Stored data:
.....

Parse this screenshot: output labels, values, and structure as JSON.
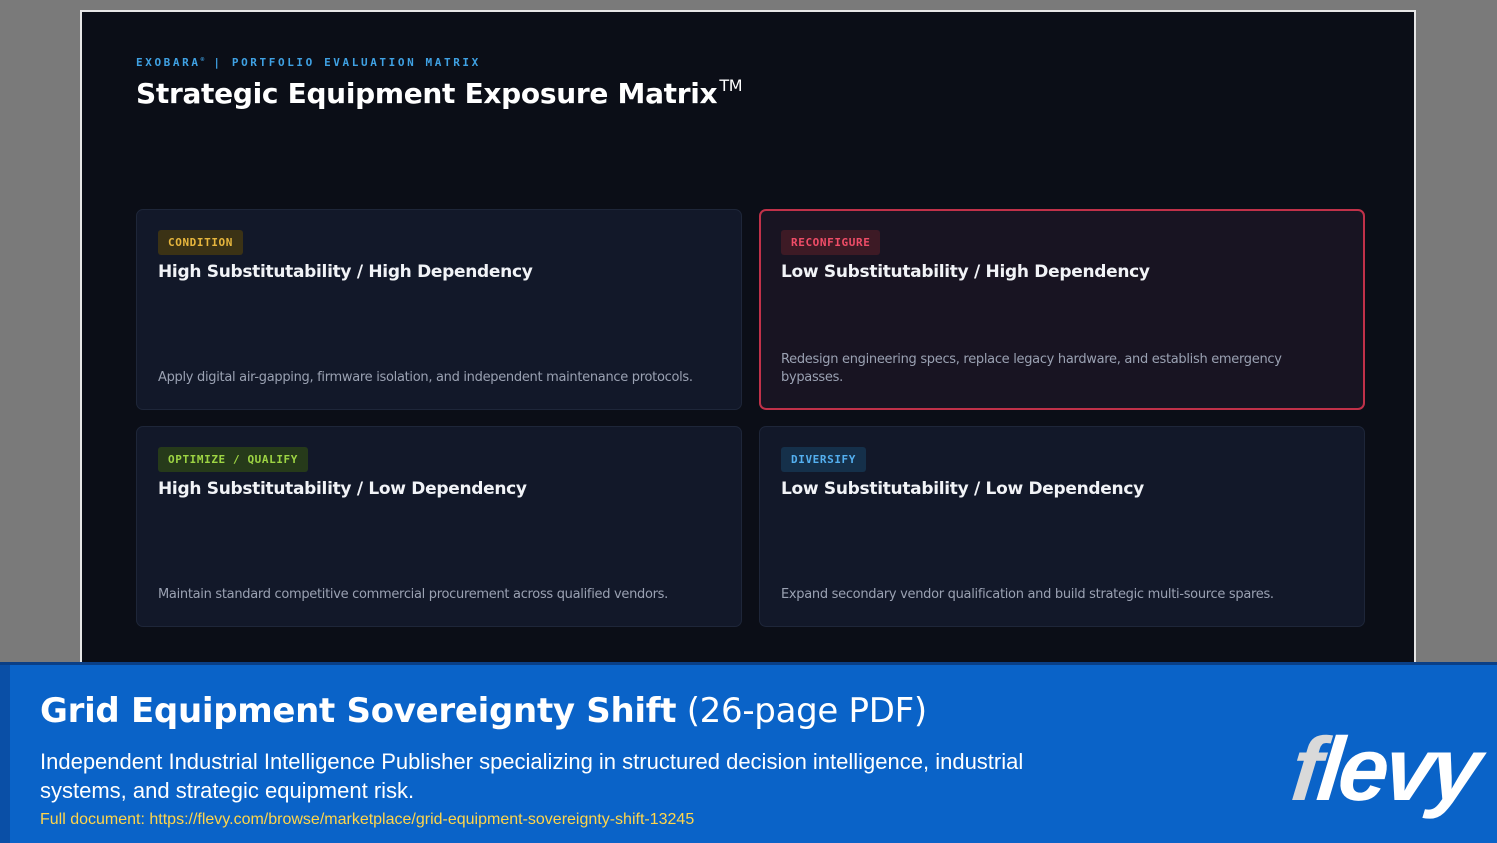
{
  "slide": {
    "eyebrow_brand": "EXOBARA",
    "eyebrow_tm": "®",
    "eyebrow_sep": " | ",
    "eyebrow_text": "PORTFOLIO EVALUATION MATRIX",
    "title": "Strategic Equipment Exposure Matrix",
    "title_tm": "TM",
    "quadrants": [
      {
        "badge": "CONDITION",
        "title": "High Substitutability / High Dependency",
        "description": "Apply digital air-gapping, firmware isolation, and independent maintenance protocols.",
        "badge_color": "#e7b63d"
      },
      {
        "badge": "RECONFIGURE",
        "title": "Low Substitutability / High Dependency",
        "description": "Redesign engineering specs, replace legacy hardware, and establish emergency bypasses.",
        "badge_color": "#f04d68",
        "border_color": "#c03149"
      },
      {
        "badge": "OPTIMIZE / QUALIFY",
        "title": "High Substitutability / Low Dependency",
        "description": "Maintain standard competitive commercial procurement across qualified vendors.",
        "badge_color": "#9dd443"
      },
      {
        "badge": "DIVERSIFY",
        "title": "Low Substitutability / Low Dependency",
        "description": "Expand secondary vendor qualification and build strategic multi-source spares.",
        "badge_color": "#54b0f0"
      }
    ]
  },
  "banner": {
    "title": "Grid Equipment Sovereignty Shift",
    "subtitle": " (26-page PDF)",
    "description": "Independent Industrial Intelligence Publisher specializing in structured decision intelligence, industrial systems, and strategic equipment risk.",
    "link_text": "Full document: https://flevy.com/browse/marketplace/grid-equipment-sovereignty-shift-13245",
    "logo_f": "f",
    "logo_rest": "levy",
    "background_color": "#0a63c8",
    "link_color": "#ffd54a"
  }
}
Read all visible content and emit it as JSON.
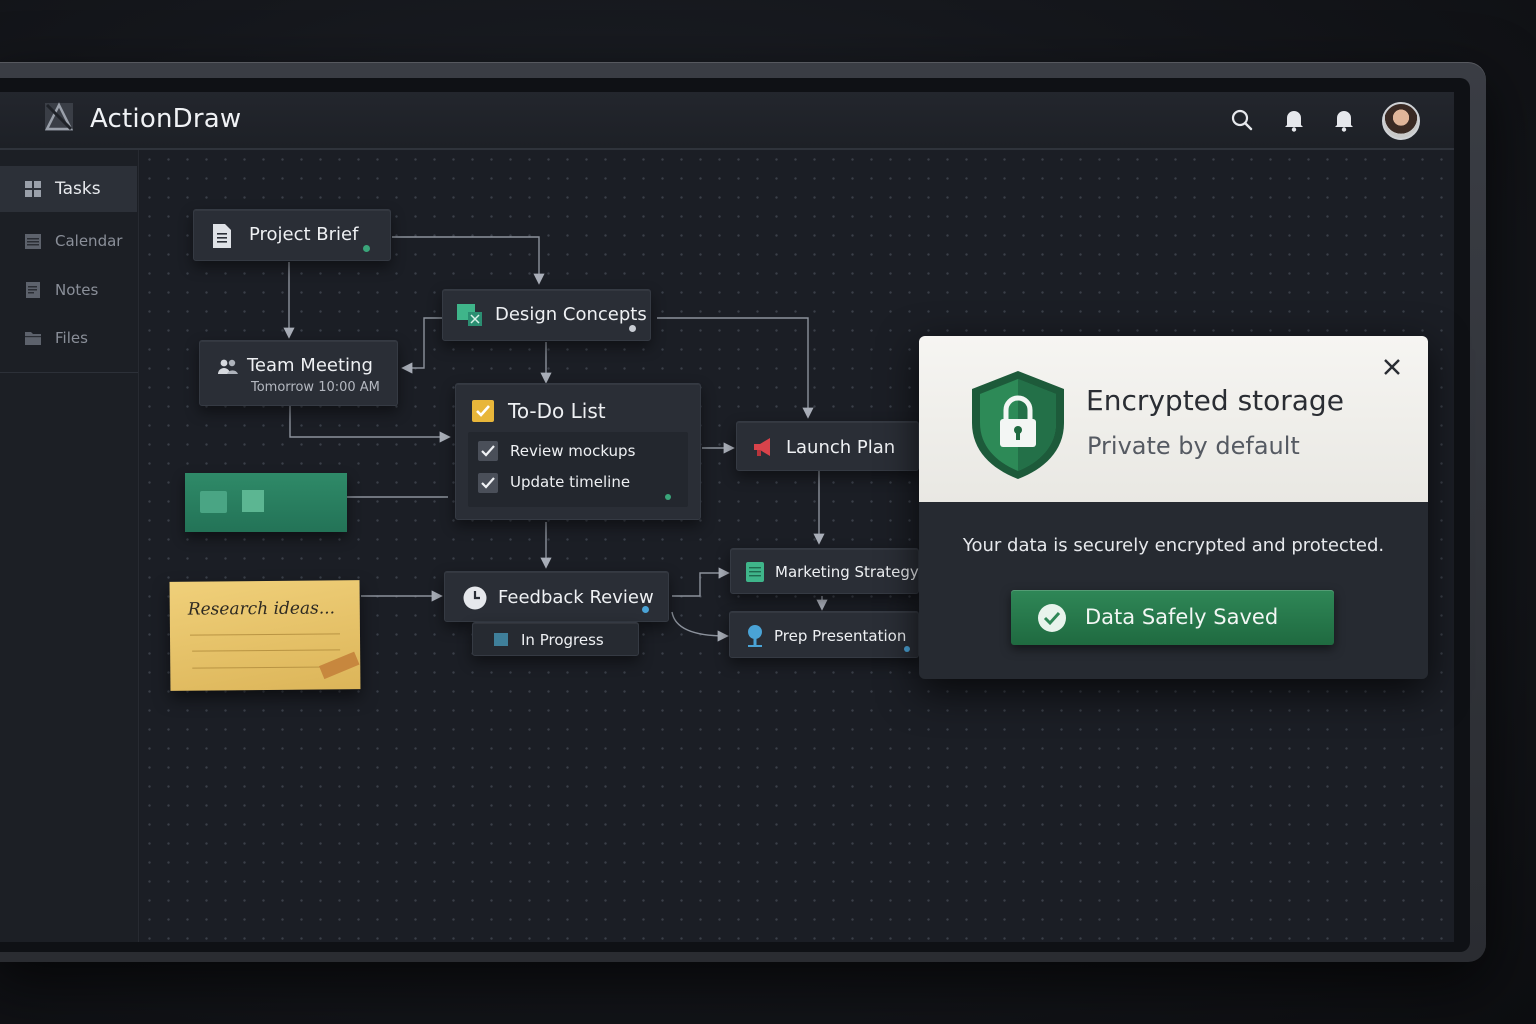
{
  "app": {
    "title": "ActionDraw"
  },
  "header": {
    "icons": [
      "search-icon",
      "bell-icon",
      "bell-icon",
      "user-avatar"
    ]
  },
  "sidebar": {
    "items": [
      {
        "label": "Tasks",
        "icon": "grid-icon",
        "active": true
      },
      {
        "label": "Calendar",
        "icon": "calendar-icon",
        "active": false
      },
      {
        "label": "Notes",
        "icon": "notes-icon",
        "active": false
      },
      {
        "label": "Files",
        "icon": "folder-icon",
        "active": false
      }
    ]
  },
  "canvas": {
    "project_brief": {
      "title": "Project Brief",
      "icon": "document-icon"
    },
    "design_concepts": {
      "title": "Design Concepts",
      "icon": "image-icon"
    },
    "team_meeting": {
      "title": "Team Meeting",
      "subtitle": "Tomorrow 10:00 AM",
      "icon": "people-icon"
    },
    "todo": {
      "title": "To-Do List",
      "items": [
        {
          "label": "Review mockups",
          "checked": true
        },
        {
          "label": "Update timeline",
          "checked": true
        }
      ]
    },
    "launch_plan": {
      "title": "Launch Plan",
      "icon": "megaphone-icon"
    },
    "sticky_note": {
      "text": "Research ideas..."
    },
    "feedback_review": {
      "title": "Feedback Review",
      "status": "In Progress",
      "icon": "clock-icon"
    },
    "marketing_strategy": {
      "title": "Marketing Strategy",
      "icon": "chart-icon"
    },
    "prep_presentation": {
      "title": "Prep Presentation",
      "icon": "pin-icon"
    }
  },
  "dialog": {
    "title": "Encrypted storage",
    "subtitle": "Private by default",
    "message": "Your data is securely encrypted and protected.",
    "button_label": "Data Safely Saved",
    "icon": "shield-lock-icon"
  },
  "colors": {
    "accent_green": "#2f8757",
    "todo_check": "#e8b63a",
    "launch_red": "#d9434b",
    "sticky_yellow": "#e7c469",
    "teal_node": "#2a7d61"
  }
}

.....

What you are asked to do: Except for the pictures, copy every line of the records above exactly.

Completed task:
Parse this screenshot: output labels, values, and structure as JSON.
{
  "slide": {
    "eyebrow_brand": "EXOBARA",
    "eyebrow_tm": "®",
    "eyebrow_sep": " | ",
    "eyebrow_text": "PORTFOLIO EVALUATION MATRIX",
    "title": "Strategic Equipment Exposure Matrix",
    "title_tm": "TM",
    "quadrants": [
      {
        "badge": "CONDITION",
        "title": "High Substitutability / High Dependency",
        "description": "Apply digital air-gapping, firmware isolation, and independent maintenance protocols.",
        "badge_color": "#e7b63d"
      },
      {
        "badge": "RECONFIGURE",
        "title": "Low Substitutability / High Dependency",
        "description": "Redesign engineering specs, replace legacy hardware, and establish emergency bypasses.",
        "badge_color": "#f04d68",
        "border_color": "#c03149"
      },
      {
        "badge": "OPTIMIZE / QUALIFY",
        "title": "High Substitutability / Low Dependency",
        "description": "Maintain standard competitive commercial procurement across qualified vendors.",
        "badge_color": "#9dd443"
      },
      {
        "badge": "DIVERSIFY",
        "title": "Low Substitutability / Low Dependency",
        "description": "Expand secondary vendor qualification and build strategic multi-source spares.",
        "badge_color": "#54b0f0"
      }
    ]
  },
  "banner": {
    "title": "Grid Equipment Sovereignty Shift",
    "subtitle": " (26-page PDF)",
    "description": "Independent Industrial Intelligence Publisher specializing in structured decision intelligence, industrial systems, and strategic equipment risk.",
    "link_text": "Full document: https://flevy.com/browse/marketplace/grid-equipment-sovereignty-shift-13245",
    "logo_f": "f",
    "logo_rest": "levy",
    "background_color": "#0a63c8",
    "link_color": "#ffd54a"
  }
}
Read all visible content and emit it as JSON.
{
  "app": {
    "title": "ActionDraw"
  },
  "header": {
    "icons": [
      "search-icon",
      "bell-icon",
      "bell-icon",
      "user-avatar"
    ]
  },
  "sidebar": {
    "items": [
      {
        "label": "Tasks",
        "icon": "grid-icon",
        "active": true
      },
      {
        "label": "Calendar",
        "icon": "calendar-icon",
        "active": false
      },
      {
        "label": "Notes",
        "icon": "notes-icon",
        "active": false
      },
      {
        "label": "Files",
        "icon": "folder-icon",
        "active": false
      }
    ]
  },
  "canvas": {
    "project_brief": {
      "title": "Project Brief",
      "icon": "document-icon"
    },
    "design_concepts": {
      "title": "Design Concepts",
      "icon": "image-icon"
    },
    "team_meeting": {
      "title": "Team Meeting",
      "subtitle": "Tomorrow 10:00 AM",
      "icon": "people-icon"
    },
    "todo": {
      "title": "To-Do List",
      "items": [
        {
          "label": "Review mockups",
          "checked": true
        },
        {
          "label": "Update timeline",
          "checked": true
        }
      ]
    },
    "launch_plan": {
      "title": "Launch Plan",
      "icon": "megaphone-icon"
    },
    "sticky_note": {
      "text": "Research ideas..."
    },
    "feedback_review": {
      "title": "Feedback Review",
      "status": "In Progress",
      "icon": "clock-icon"
    },
    "marketing_strategy": {
      "title": "Marketing Strategy",
      "icon": "chart-icon"
    },
    "prep_presentation": {
      "title": "Prep Presentation",
      "icon": "pin-icon"
    }
  },
  "dialog": {
    "title": "Encrypted storage",
    "subtitle": "Private by default",
    "message": "Your data is securely encrypted and protected.",
    "button_label": "Data Safely Saved",
    "icon": "shield-lock-icon"
  },
  "colors": {
    "accent_green": "#2f8757",
    "todo_check": "#e8b63a",
    "launch_red": "#d9434b",
    "sticky_yellow": "#e7c469",
    "teal_node": "#2a7d61"
  }
}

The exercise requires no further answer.